Chart and figure data:

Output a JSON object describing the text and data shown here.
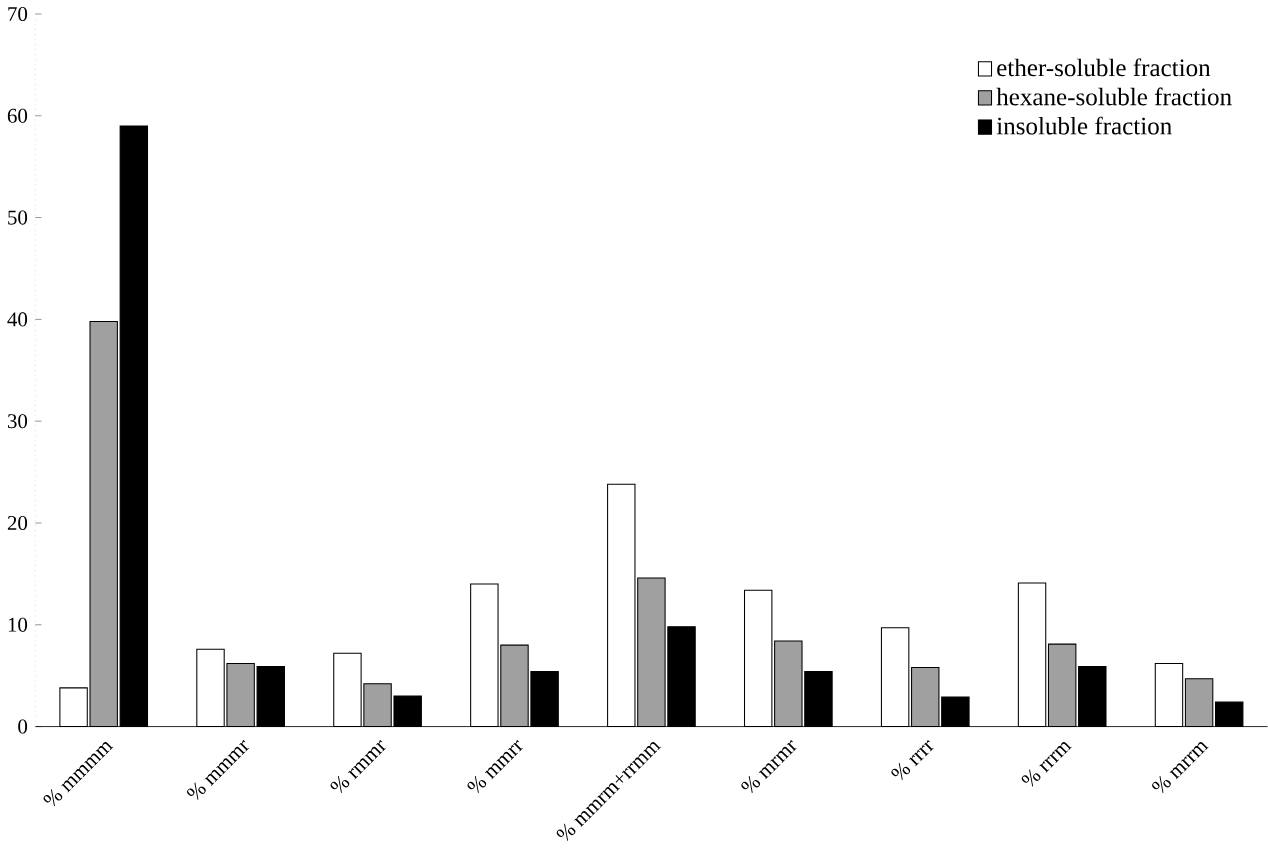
{
  "chart_data": {
    "type": "bar",
    "categories": [
      "% mmmm",
      "% mmmr",
      "% rmmr",
      "% mmrr",
      "% mmrm+rrmm",
      "% mrmr",
      "% rrrr",
      "% rrrm",
      "% mrrm"
    ],
    "series": [
      {
        "name": "ether-soluble fraction",
        "color": "#ffffff",
        "values": [
          3.8,
          7.6,
          7.2,
          14,
          23.8,
          13.4,
          9.7,
          14.1,
          6.2
        ]
      },
      {
        "name": "hexane-soluble fraction",
        "color": "#a0a0a0",
        "values": [
          39.8,
          6.2,
          4.2,
          8,
          14.6,
          8.4,
          5.8,
          8.1,
          4.7
        ]
      },
      {
        "name": "insoluble fraction",
        "color": "#000000",
        "values": [
          59,
          5.9,
          3.0,
          5.4,
          9.8,
          5.4,
          2.9,
          5.9,
          2.4
        ]
      }
    ],
    "ylim": [
      0,
      70
    ],
    "yticks": [
      0,
      10,
      20,
      30,
      40,
      50,
      60,
      70
    ],
    "grid": false,
    "legend": "top right"
  }
}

### Task requirements
Pictures appear in the records above. Output everything except them, exactly.

### Solution to the problem
Output a JSON object describing the text and data shown here.
{
  "chart_data": {
    "type": "bar",
    "categories": [
      "% mmmm",
      "% mmmr",
      "% rmmr",
      "% mmrr",
      "% mmrm+rrmm",
      "% mrmr",
      "% rrrr",
      "% rrrm",
      "% mrrm"
    ],
    "series": [
      {
        "name": "ether-soluble fraction",
        "color": "#ffffff",
        "values": [
          3.8,
          7.6,
          7.2,
          14,
          23.8,
          13.4,
          9.7,
          14.1,
          6.2
        ]
      },
      {
        "name": "hexane-soluble fraction",
        "color": "#a0a0a0",
        "values": [
          39.8,
          6.2,
          4.2,
          8,
          14.6,
          8.4,
          5.8,
          8.1,
          4.7
        ]
      },
      {
        "name": "insoluble fraction",
        "color": "#000000",
        "values": [
          59,
          5.9,
          3.0,
          5.4,
          9.8,
          5.4,
          2.9,
          5.9,
          2.4
        ]
      }
    ],
    "ylim": [
      0,
      70
    ],
    "yticks": [
      0,
      10,
      20,
      30,
      40,
      50,
      60,
      70
    ],
    "grid": false,
    "legend": "top right"
  }
}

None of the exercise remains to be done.